- Fragmento de página
————————
Lo dejo así, ficticiamente arreglado, sobre la mesa de trabajo mientras pienso en ese maravilloso párrafo de Pessoa que mi hermano me hizo llegar con la intención de mitigar el desequilibrio de mi ánimo. El poeta portugués instruye sobre el cambio y la travesía para no quedarse al margen de uno mismo. Habla de la necesidad de dejar la ropa amoldada al cuerpo, los caminos conocidos que conducen al mismo lugar. Con todo, no dice nada de cuando la ropa, los caminos, la persona misma y su voluntad están rotos. Hay que emprender la travesía sí, pero roto. No es lo mismo, aunque parezca igual.
Es aquí cuando mi amuleto decide darme una lección inolvidable: reconstruir lo roto exige algo de arte, cuidado y ternura, aunque nunca podrá ahuyentarse u olvidarse por completo su evidente fragilidad. Ahí está el pequeño orificio que revela la grieta, la ausencia que hace imposible la unidad definitiva, una unidad que no podrá alejarse de las riveras de la añoranza. No hay manera de olvidar que está roto, que se está roto: en mi caso las cicatrices de mi dedo, de mi ingle, las heridas de mi alma que espero pronto se vuelvan cicatrices no me lo dejarán olvidar nunca, pese a los parabienes de quienes con actos de cariño, sonrisas y manos tendidas hicieron y siguen haciendo de manera sincera, sin abandonar el barco en picada, acto de presencia en estos meses difíciles. Un puñado de personas se ha vuelto un conjunto de pequeños oasis de existencia en medio de un cúmulo de heridas, cicatrices, dolores, sinsabores.
Quizá a esta condición se refiera el novelista Vernon Subutex con aquello de que pasados los cuarenta todos parecemos una ciudad bombardeada: eso nunca pasa del todo, nunca se olvida, está presente en lo material, en lo espiritual, en la memoria. Pero así, roto y bombardeado, hay que emprender la travesía. No se trata de la necesidad de abandonar la comodidad para no perderse sino de una suerte de urgencia artística, cariñosa y paciente para con uno mismo si lo que se quiere es en verdad seguir viviendo de una u otra forma, pese a saber de la fragilidad, de que en cualquier momento vendrá de nuevo el golpe preciso en la grieta que nos hará estallar. El problema, como siempre, es querer seguir. La vida, conforme pasa, suele dar menos motivos para asirse a ella.
————————
Registros del conjunto de datos:
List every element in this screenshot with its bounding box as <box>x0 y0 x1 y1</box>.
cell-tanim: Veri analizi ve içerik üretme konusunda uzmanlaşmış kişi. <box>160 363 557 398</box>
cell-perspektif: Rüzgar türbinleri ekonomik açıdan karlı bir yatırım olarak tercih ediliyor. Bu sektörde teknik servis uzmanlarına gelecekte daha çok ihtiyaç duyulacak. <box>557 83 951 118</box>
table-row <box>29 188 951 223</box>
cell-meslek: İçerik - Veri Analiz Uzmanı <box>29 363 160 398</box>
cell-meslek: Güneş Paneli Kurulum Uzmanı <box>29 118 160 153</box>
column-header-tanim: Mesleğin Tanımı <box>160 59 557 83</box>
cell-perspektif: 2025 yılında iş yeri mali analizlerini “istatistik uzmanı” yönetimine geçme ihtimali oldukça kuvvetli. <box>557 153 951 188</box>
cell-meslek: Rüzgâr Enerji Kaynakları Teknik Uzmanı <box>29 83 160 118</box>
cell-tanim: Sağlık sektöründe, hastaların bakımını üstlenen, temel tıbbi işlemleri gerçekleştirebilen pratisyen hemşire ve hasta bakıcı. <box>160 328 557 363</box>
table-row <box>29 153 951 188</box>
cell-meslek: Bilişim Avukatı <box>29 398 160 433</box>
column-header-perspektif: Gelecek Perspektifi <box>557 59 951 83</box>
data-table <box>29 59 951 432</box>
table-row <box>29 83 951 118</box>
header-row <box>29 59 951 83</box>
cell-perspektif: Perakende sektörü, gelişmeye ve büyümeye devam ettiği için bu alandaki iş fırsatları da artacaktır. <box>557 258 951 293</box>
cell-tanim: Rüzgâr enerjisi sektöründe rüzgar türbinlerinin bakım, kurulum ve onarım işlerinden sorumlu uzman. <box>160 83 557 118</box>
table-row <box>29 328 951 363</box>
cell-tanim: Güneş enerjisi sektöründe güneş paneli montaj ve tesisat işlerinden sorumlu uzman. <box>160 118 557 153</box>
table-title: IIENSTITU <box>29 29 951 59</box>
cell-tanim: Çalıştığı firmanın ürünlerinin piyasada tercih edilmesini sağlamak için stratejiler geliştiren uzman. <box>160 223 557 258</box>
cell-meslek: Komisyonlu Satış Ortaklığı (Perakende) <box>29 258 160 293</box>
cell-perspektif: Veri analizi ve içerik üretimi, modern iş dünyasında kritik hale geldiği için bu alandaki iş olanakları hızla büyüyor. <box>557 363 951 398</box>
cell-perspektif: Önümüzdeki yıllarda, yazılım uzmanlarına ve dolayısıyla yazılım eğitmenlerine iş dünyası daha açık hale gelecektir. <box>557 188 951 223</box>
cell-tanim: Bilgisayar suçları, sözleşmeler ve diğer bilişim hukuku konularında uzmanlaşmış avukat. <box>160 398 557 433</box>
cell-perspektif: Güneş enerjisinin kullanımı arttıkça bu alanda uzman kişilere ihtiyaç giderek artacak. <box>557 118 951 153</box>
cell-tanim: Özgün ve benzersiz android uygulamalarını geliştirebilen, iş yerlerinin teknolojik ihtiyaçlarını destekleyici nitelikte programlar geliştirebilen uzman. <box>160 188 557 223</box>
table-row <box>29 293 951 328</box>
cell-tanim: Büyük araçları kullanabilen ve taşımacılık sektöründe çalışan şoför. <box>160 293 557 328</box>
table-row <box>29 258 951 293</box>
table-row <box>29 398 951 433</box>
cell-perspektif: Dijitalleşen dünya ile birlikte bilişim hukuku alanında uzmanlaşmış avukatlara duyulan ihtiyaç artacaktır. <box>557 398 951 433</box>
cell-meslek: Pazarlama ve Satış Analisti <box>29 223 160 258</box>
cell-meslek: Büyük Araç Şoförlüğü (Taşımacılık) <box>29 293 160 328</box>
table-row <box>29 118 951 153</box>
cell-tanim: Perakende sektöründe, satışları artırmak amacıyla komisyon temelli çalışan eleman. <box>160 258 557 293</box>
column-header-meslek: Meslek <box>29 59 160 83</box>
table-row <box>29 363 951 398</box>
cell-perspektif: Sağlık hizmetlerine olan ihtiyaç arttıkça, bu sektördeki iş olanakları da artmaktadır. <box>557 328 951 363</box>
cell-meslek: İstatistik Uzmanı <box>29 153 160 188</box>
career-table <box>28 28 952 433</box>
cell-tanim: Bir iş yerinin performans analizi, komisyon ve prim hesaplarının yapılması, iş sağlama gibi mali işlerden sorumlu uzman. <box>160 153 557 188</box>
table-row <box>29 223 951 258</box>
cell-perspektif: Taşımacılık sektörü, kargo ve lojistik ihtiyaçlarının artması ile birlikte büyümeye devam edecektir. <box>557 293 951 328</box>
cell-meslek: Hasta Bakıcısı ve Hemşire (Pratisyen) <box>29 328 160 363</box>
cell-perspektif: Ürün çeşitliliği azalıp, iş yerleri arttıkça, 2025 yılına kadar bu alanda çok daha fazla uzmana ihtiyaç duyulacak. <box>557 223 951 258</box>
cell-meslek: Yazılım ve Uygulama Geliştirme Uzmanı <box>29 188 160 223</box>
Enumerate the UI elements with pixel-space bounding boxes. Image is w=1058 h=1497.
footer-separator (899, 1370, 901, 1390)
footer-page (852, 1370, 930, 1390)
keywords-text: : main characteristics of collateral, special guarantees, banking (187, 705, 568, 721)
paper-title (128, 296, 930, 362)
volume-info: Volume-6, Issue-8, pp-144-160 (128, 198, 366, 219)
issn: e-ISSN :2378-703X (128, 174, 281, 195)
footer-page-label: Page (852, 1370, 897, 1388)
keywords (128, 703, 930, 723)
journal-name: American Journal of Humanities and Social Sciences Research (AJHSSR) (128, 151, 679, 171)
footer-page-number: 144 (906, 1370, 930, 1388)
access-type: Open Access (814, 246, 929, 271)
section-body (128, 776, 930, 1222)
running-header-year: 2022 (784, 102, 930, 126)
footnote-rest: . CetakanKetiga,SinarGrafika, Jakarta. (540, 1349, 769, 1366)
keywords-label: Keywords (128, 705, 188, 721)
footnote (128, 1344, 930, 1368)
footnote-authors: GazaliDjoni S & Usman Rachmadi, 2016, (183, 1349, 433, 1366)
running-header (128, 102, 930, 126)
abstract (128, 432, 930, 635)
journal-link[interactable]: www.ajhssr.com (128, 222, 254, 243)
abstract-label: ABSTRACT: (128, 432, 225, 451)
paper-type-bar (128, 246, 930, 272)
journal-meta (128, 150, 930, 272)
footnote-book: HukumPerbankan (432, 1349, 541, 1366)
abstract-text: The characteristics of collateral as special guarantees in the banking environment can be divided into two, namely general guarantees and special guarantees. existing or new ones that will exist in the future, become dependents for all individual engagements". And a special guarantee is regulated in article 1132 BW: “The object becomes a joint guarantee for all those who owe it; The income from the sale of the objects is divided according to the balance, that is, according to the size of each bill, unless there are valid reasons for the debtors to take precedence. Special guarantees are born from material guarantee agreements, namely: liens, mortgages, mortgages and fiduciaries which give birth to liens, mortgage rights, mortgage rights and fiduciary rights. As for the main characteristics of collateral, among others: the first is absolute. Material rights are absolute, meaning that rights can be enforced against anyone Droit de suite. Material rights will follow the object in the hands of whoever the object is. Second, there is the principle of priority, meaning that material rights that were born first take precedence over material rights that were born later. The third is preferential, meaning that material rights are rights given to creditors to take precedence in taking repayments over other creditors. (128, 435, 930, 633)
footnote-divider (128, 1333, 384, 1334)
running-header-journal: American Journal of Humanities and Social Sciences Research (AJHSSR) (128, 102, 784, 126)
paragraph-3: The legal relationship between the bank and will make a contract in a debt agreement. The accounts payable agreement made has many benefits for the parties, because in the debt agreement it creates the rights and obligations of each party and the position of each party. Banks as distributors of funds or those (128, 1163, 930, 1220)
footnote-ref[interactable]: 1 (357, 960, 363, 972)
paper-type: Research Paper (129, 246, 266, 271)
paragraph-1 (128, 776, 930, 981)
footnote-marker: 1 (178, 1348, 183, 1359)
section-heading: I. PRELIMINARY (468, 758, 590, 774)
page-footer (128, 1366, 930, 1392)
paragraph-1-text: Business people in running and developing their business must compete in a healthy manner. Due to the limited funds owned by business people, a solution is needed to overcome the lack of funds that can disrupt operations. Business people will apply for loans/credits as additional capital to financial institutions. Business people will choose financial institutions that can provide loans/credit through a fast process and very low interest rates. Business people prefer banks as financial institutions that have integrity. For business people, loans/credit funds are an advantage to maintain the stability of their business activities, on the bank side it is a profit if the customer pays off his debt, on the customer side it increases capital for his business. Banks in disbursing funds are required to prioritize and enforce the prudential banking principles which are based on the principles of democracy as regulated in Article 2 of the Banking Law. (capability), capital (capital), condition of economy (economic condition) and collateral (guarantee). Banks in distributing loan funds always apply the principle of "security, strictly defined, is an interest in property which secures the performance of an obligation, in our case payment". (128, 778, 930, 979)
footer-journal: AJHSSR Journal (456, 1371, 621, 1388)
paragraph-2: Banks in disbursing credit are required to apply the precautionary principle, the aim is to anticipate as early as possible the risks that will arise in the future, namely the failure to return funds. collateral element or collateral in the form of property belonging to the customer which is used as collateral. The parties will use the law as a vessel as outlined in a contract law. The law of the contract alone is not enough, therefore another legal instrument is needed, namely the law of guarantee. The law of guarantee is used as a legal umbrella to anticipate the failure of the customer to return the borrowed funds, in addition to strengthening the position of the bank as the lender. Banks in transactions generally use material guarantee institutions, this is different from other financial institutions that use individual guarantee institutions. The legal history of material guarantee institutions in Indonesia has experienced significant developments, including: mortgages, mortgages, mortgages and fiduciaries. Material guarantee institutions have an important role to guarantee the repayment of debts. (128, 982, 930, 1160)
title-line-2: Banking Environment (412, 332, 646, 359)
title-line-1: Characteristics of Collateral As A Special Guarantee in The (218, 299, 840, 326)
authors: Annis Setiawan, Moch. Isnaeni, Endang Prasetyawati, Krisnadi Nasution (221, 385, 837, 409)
————————
- Tarea
Según el fragmento, ¿qué le hizo llegar su hermano a quien escribe? Responde en una oración, por favor. El material no tiene relación con el fragmento.

- Respuesta
Le hizo llegar un párrafo de Pessoa.